Goal:
Identify the lines that contain the string "células" and copy all of them.

Record excerpts:
• • • • • • •

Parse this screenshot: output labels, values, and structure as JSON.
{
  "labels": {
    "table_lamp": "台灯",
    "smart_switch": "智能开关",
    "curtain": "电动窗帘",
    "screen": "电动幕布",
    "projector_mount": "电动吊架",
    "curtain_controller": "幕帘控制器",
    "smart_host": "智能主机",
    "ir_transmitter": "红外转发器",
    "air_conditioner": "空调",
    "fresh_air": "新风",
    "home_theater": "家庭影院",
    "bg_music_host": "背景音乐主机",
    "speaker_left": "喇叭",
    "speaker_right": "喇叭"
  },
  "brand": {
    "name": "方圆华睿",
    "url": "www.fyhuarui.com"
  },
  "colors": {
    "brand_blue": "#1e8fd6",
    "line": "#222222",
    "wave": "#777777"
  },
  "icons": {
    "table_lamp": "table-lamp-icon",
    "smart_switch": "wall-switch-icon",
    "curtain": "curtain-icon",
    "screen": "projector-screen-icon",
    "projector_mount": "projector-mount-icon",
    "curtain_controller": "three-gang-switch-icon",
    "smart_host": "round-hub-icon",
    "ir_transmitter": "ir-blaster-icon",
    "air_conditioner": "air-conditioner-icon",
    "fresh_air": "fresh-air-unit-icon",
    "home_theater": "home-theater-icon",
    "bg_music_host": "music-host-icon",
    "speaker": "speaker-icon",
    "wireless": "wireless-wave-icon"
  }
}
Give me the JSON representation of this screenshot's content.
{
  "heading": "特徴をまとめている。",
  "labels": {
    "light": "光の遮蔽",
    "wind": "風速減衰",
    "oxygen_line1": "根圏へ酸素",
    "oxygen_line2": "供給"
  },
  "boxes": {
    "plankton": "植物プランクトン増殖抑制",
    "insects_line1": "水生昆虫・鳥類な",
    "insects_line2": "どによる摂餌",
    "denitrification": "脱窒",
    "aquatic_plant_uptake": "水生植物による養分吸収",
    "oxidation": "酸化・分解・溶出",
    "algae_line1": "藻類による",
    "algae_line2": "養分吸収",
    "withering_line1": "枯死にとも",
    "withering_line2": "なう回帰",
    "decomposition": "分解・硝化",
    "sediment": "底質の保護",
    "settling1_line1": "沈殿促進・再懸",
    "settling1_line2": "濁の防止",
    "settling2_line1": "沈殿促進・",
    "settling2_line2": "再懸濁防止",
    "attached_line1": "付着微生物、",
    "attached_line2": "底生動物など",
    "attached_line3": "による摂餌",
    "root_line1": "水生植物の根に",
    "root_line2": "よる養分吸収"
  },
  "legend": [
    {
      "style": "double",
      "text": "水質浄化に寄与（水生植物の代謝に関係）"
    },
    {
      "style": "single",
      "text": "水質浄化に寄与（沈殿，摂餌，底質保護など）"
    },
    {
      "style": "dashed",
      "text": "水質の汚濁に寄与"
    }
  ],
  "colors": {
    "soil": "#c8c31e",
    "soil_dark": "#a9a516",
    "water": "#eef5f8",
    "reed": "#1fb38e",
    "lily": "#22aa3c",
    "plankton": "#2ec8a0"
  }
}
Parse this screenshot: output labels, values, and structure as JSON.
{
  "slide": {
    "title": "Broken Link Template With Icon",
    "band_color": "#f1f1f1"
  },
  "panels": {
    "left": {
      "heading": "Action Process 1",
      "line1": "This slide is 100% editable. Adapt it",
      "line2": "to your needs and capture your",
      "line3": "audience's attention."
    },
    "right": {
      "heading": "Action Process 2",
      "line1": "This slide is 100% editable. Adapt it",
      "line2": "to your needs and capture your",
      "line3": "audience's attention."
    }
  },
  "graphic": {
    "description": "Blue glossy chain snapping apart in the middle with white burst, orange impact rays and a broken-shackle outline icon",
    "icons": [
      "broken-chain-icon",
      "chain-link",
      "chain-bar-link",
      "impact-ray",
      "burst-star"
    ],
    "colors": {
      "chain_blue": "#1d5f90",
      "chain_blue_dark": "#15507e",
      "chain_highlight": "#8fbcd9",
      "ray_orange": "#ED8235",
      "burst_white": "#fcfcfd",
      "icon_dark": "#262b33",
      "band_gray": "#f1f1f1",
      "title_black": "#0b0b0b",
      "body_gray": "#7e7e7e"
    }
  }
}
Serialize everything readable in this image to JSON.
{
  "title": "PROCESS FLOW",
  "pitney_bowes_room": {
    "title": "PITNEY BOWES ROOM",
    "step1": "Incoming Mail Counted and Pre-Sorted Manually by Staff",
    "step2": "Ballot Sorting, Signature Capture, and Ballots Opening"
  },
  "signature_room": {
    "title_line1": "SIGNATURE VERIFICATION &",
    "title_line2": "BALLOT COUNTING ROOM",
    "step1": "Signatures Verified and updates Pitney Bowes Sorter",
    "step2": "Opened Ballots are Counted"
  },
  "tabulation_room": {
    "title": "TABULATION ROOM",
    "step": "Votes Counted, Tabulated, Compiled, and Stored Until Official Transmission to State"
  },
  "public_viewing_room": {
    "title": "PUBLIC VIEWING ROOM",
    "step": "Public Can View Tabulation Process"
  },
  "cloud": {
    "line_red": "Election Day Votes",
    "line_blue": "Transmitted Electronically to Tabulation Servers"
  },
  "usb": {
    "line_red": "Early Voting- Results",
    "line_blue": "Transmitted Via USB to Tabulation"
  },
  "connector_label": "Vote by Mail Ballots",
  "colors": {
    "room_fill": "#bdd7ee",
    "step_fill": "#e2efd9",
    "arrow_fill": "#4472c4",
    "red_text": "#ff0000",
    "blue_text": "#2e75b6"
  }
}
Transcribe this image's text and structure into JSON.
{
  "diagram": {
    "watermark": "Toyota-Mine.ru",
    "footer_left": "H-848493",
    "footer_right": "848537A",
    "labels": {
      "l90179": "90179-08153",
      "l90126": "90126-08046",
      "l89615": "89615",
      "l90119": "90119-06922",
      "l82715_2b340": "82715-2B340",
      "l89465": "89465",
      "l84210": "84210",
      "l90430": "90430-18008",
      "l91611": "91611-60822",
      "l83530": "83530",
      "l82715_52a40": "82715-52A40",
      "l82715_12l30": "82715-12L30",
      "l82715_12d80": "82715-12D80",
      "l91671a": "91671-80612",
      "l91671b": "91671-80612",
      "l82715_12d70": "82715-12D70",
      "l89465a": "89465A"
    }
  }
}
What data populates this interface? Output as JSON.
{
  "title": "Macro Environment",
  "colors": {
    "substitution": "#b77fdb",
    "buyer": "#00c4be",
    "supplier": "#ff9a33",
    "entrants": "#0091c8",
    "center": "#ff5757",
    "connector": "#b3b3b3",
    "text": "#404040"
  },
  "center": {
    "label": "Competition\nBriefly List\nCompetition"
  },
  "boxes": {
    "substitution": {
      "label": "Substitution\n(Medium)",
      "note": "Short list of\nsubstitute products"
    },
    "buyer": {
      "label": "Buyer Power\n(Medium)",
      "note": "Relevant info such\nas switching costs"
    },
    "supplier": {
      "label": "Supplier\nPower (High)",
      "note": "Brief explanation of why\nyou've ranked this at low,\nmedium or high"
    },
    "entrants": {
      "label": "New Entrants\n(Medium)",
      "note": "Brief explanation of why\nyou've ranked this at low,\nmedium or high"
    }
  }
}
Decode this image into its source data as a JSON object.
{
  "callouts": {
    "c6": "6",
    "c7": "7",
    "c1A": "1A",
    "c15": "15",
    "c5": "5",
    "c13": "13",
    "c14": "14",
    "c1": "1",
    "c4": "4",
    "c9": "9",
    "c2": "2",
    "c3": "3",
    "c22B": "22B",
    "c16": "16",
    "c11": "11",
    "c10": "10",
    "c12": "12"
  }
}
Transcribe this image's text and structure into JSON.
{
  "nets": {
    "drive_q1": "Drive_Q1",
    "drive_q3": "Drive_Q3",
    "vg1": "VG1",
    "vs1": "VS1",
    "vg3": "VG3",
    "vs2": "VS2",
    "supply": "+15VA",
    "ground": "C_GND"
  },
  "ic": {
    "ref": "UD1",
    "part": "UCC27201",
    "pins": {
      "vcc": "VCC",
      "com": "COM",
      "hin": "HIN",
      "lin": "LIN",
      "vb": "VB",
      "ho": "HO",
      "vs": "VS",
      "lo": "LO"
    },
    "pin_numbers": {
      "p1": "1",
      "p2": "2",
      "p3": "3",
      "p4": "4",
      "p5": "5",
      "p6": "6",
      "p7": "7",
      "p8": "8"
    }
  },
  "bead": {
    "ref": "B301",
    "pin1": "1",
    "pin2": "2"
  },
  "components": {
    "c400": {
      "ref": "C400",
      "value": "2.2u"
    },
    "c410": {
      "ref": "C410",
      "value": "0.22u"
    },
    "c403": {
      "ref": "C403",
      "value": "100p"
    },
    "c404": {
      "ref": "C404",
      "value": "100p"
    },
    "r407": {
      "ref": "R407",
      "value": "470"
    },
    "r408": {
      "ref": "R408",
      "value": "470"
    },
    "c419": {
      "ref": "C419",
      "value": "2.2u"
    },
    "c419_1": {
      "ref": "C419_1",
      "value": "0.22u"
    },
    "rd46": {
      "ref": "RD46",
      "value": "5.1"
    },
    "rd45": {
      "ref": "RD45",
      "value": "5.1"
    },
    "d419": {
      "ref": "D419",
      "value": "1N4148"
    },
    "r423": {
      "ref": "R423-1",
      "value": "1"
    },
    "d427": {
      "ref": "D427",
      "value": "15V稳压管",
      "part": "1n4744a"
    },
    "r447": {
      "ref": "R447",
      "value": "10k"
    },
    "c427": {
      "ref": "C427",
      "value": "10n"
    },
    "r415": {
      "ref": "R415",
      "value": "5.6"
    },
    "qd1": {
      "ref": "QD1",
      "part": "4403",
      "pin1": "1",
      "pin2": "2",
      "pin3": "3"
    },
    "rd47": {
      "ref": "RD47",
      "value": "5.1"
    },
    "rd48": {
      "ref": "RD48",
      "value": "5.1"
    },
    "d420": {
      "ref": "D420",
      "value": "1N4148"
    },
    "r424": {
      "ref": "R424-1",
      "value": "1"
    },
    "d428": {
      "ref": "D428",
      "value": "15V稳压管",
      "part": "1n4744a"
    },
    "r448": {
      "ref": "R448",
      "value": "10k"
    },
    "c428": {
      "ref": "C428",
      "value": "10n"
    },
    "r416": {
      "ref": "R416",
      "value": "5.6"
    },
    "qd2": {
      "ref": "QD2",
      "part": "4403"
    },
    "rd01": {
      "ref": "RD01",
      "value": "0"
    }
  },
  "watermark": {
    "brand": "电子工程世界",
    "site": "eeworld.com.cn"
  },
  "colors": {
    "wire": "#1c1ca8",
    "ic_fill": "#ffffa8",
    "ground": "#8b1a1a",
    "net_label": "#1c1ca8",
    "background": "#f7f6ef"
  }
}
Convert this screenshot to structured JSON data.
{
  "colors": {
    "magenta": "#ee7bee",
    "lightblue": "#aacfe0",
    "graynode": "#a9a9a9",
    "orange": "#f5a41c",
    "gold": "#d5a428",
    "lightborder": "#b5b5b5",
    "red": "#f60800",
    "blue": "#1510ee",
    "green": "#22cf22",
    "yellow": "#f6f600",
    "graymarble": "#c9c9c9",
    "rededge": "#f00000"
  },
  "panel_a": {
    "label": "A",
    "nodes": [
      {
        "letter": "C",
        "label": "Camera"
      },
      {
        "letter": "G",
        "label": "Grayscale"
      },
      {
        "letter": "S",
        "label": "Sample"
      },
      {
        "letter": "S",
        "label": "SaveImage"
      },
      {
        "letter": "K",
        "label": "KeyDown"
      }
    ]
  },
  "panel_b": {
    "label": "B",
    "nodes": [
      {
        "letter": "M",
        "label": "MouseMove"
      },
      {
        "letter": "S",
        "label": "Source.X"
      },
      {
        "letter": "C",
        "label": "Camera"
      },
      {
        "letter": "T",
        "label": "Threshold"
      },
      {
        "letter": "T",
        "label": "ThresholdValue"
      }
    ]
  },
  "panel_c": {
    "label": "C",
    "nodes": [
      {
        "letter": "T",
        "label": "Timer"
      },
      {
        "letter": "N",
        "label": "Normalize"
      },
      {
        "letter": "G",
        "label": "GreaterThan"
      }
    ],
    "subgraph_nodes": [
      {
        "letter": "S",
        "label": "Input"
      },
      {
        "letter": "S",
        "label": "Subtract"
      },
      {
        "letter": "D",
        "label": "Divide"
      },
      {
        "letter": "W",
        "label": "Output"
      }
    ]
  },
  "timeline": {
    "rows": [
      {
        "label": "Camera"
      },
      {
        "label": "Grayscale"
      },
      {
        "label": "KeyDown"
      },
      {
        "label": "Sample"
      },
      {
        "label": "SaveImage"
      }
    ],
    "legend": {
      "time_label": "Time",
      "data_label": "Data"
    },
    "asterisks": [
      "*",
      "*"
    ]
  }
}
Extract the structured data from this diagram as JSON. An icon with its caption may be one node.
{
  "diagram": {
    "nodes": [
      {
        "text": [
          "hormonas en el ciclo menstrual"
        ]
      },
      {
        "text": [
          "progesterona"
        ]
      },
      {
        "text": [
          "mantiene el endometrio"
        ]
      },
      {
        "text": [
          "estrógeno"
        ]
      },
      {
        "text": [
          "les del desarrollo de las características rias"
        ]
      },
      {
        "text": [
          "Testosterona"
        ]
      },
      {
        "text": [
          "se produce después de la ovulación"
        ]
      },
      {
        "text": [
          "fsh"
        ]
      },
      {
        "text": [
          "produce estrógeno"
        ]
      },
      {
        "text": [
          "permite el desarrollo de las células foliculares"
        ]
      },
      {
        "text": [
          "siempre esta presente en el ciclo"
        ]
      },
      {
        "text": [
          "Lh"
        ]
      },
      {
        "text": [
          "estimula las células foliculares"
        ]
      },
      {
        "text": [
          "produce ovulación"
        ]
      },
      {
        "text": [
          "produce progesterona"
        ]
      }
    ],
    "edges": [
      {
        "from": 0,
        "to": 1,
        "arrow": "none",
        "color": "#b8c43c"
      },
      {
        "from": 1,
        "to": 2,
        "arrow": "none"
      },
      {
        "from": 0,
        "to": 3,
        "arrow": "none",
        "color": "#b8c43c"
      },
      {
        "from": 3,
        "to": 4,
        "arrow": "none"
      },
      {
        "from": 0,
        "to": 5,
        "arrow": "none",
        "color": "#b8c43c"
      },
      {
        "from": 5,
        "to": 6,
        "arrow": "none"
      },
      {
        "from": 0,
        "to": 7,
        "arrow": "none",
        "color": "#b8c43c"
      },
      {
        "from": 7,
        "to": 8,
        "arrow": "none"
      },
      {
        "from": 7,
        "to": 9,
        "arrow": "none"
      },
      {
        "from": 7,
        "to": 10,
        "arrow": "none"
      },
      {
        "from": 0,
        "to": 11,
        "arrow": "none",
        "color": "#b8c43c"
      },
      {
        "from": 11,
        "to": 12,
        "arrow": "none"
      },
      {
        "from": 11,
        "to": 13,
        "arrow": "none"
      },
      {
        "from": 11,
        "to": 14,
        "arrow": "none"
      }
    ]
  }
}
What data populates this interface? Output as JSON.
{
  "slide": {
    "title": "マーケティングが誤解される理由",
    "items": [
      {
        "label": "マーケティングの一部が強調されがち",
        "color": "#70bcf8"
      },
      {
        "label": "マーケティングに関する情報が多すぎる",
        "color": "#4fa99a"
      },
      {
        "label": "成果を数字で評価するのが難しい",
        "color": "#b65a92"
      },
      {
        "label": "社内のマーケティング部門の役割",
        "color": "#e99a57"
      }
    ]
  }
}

• • • • • • •

Answer to this exercise:
          "permite el desarrollo de las células foliculares"
          "estimula las células foliculares"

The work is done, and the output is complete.